■ Given entries:
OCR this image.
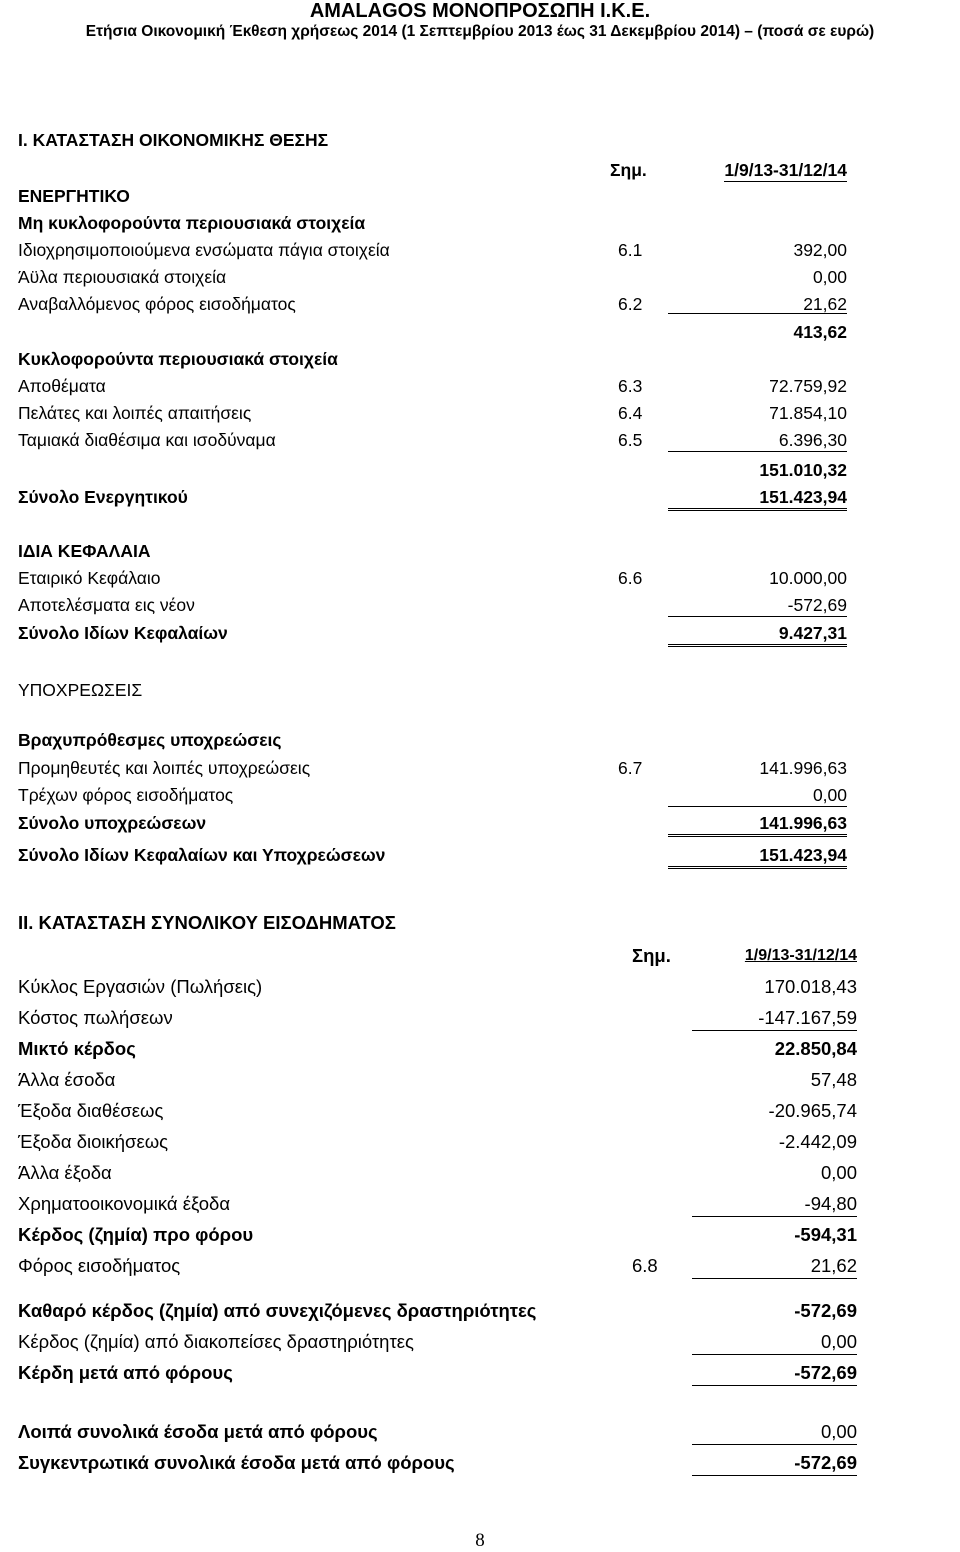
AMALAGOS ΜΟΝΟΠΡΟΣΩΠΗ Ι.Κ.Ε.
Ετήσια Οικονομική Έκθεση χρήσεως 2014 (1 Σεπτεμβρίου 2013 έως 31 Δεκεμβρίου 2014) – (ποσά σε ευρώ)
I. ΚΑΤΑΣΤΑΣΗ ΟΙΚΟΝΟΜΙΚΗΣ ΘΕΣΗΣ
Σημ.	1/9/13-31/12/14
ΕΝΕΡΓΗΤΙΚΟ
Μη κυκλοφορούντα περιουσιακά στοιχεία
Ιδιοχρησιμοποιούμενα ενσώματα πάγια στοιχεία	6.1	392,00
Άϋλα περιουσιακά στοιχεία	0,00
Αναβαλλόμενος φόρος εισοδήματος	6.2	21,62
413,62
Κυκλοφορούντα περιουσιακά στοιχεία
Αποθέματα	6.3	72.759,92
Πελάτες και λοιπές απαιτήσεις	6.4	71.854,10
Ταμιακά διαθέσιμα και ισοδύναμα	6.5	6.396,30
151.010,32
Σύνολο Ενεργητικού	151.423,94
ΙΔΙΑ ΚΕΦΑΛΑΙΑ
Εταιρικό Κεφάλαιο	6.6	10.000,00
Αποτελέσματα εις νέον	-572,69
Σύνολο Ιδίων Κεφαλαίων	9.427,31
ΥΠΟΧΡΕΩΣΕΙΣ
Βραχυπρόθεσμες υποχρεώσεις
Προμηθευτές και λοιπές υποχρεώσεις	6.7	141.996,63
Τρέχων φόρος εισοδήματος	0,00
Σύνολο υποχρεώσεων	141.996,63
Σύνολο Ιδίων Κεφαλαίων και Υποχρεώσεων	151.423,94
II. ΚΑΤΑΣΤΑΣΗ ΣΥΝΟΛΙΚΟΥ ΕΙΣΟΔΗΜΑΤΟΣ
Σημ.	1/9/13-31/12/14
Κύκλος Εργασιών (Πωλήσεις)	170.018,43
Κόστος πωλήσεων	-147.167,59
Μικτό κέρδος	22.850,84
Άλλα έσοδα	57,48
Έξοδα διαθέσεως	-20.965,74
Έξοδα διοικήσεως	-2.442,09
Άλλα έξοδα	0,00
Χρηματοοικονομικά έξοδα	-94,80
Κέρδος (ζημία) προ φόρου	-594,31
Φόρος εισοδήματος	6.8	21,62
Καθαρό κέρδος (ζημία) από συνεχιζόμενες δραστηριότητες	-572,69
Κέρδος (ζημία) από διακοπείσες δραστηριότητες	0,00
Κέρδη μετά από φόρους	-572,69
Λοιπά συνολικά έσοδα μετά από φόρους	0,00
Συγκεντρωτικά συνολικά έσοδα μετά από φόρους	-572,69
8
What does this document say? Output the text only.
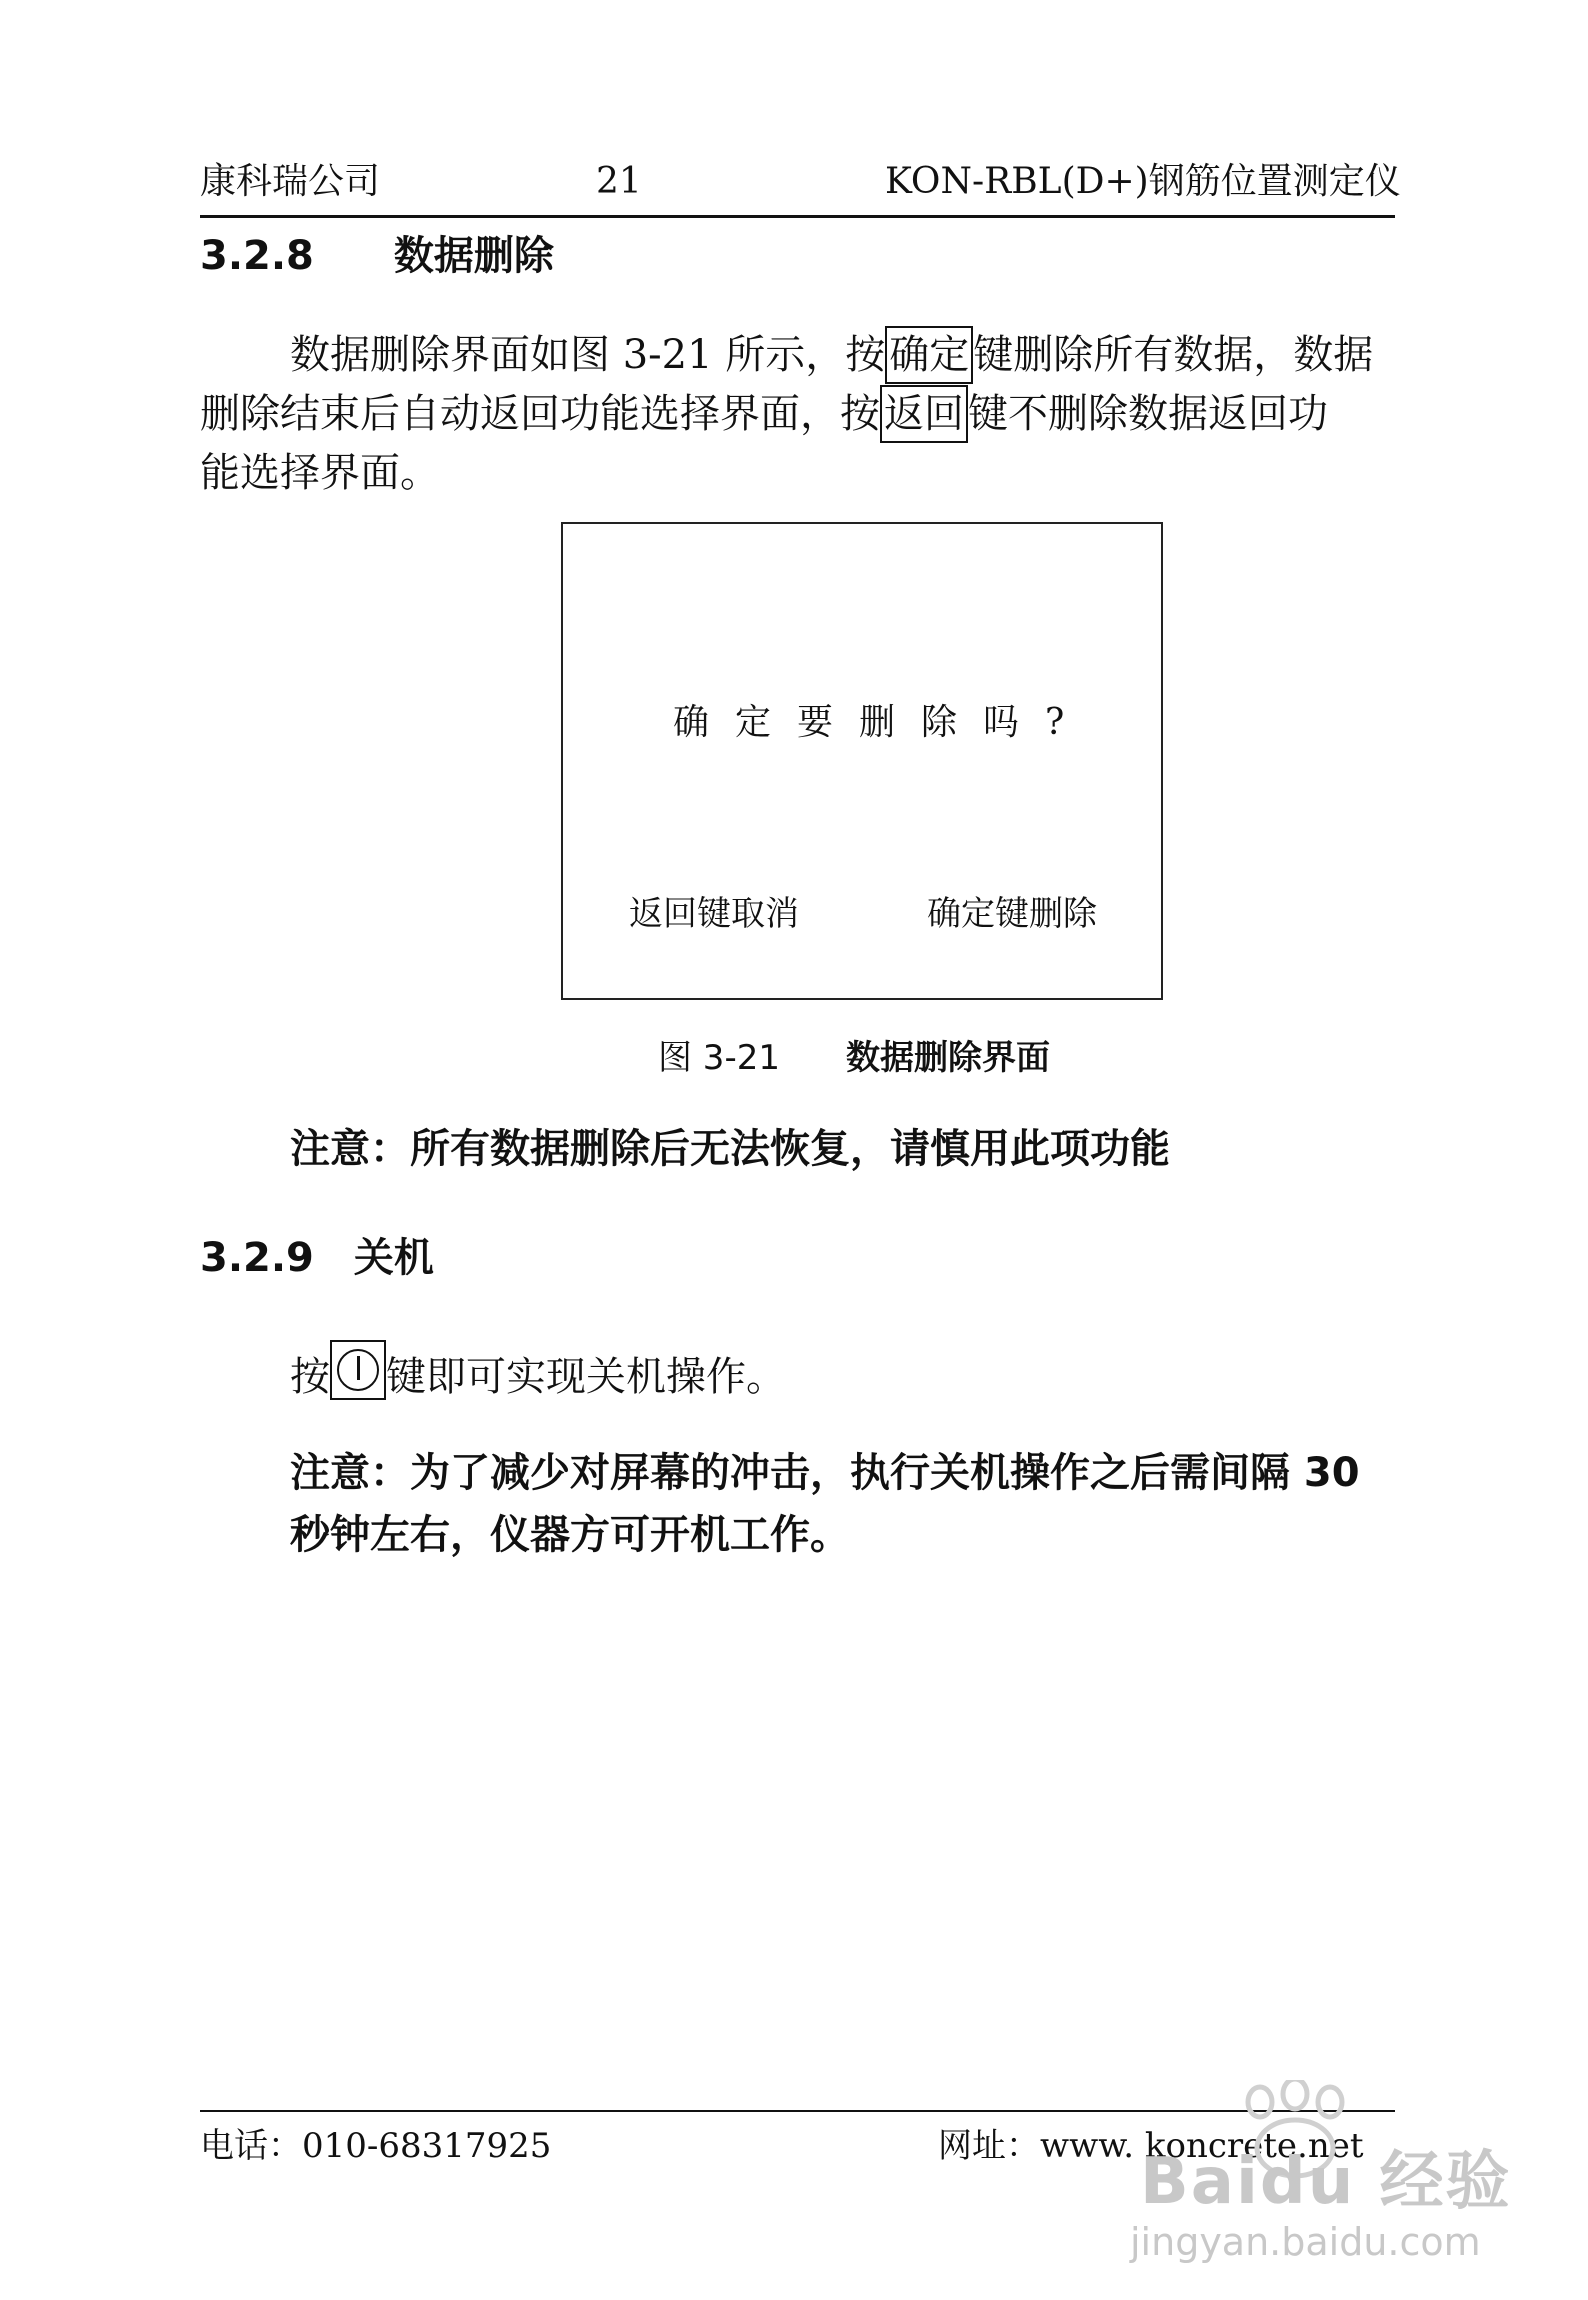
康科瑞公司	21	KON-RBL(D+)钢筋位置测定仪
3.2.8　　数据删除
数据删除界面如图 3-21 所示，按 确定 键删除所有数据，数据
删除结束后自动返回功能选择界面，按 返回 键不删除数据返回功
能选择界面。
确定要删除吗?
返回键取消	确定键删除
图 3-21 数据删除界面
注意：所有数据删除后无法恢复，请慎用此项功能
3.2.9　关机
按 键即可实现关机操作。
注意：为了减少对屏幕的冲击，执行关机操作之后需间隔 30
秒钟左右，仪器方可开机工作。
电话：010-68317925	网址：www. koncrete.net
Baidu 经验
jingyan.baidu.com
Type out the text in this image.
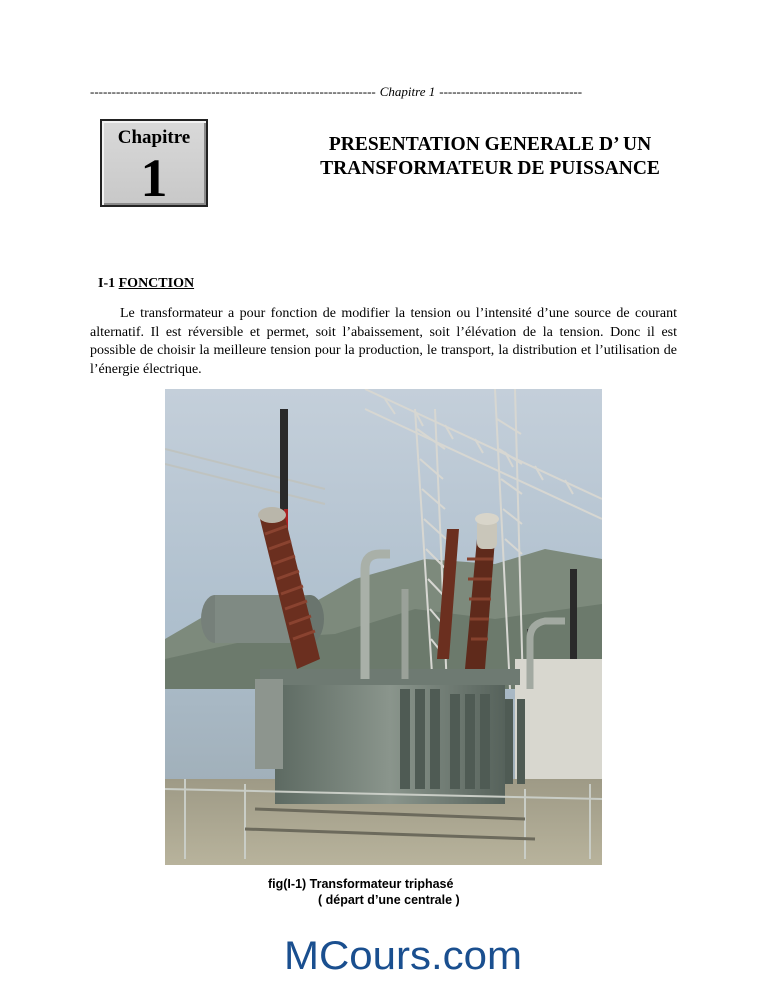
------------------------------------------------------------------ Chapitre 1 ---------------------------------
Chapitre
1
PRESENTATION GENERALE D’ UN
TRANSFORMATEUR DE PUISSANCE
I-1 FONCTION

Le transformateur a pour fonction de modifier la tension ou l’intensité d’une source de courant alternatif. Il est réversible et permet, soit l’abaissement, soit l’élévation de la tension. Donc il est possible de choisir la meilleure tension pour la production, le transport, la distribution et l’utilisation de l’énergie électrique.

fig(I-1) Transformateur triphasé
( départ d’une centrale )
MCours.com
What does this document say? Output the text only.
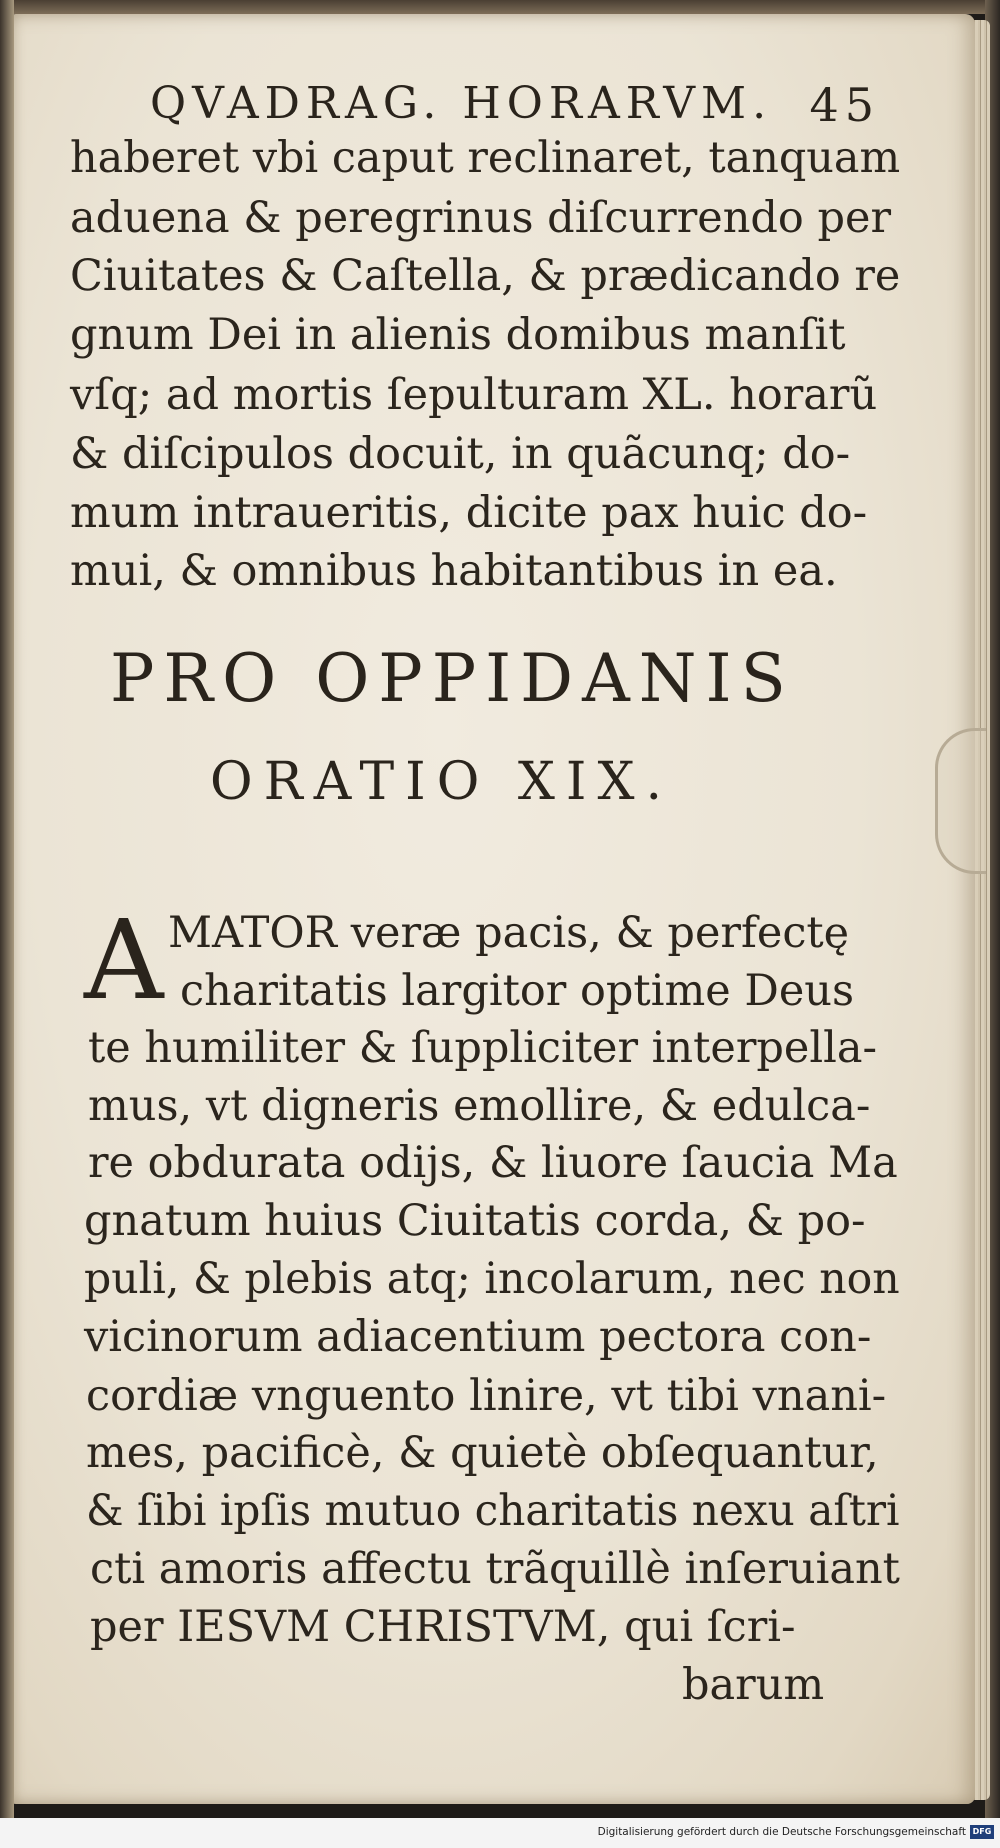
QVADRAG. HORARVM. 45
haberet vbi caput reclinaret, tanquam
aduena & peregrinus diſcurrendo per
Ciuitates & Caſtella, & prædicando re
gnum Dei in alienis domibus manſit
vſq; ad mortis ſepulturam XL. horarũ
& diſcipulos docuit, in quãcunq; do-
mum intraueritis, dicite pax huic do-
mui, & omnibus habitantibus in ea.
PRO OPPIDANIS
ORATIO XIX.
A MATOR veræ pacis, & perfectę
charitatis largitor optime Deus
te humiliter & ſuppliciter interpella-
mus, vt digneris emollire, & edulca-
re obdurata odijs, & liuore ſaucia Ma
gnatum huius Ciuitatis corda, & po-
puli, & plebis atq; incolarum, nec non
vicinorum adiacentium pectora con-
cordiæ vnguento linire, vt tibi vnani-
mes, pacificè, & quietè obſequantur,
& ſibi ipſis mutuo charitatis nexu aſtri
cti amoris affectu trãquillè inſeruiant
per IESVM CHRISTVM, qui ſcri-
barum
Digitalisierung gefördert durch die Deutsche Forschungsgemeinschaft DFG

■ Set problem: Write out exactly the lines from the line containing "Type out the text in this image." through the last line of the listing above, please, and leave out any pictures.

■ Answer to the problem:
Type out the text in this image.
------------------------------------------------------------------ Chapitre 1 ---------------------------------
Chapitre
1
PRESENTATION GENERALE D’ UN
TRANSFORMATEUR DE PUISSANCE
I-1 FONCTION

Le transformateur a pour fonction de modifier la tension ou l’intensité d’une source de courant alternatif. Il est réversible et permet, soit l’abaissement, soit l’élévation de la tension. Donc il est possible de choisir la meilleure tension pour la production, le transport, la distribution et l’utilisation de l’énergie électrique.

fig(I-1) Transformateur triphasé
( départ d’une centrale )
MCours.com
What does this document say? Output the text only.
QVADRAG. HORARVM. 45
haberet vbi caput reclinaret, tanquam
aduena & peregrinus diſcurrendo per
Ciuitates & Caſtella, & prædicando re
gnum Dei in alienis domibus manſit
vſq; ad mortis ſepulturam XL. horarũ
& diſcipulos docuit, in quãcunq; do-
mum intraueritis, dicite pax huic do-
mui, & omnibus habitantibus in ea.
PRO OPPIDANIS
ORATIO XIX.
A MATOR veræ pacis, & perfectę
charitatis largitor optime Deus
te humiliter & ſuppliciter interpella-
mus, vt digneris emollire, & edulca-
re obdurata odijs, & liuore ſaucia Ma
gnatum huius Ciuitatis corda, & po-
puli, & plebis atq; incolarum, nec non
vicinorum adiacentium pectora con-
cordiæ vnguento linire, vt tibi vnani-
mes, pacificè, & quietè obſequantur,
& ſibi ipſis mutuo charitatis nexu aſtri
cti amoris affectu trãquillè inſeruiant
per IESVM CHRISTVM, qui ſcri-
barum
Digitalisierung gefördert durch die Deutsche Forschungsgemeinschaft DFG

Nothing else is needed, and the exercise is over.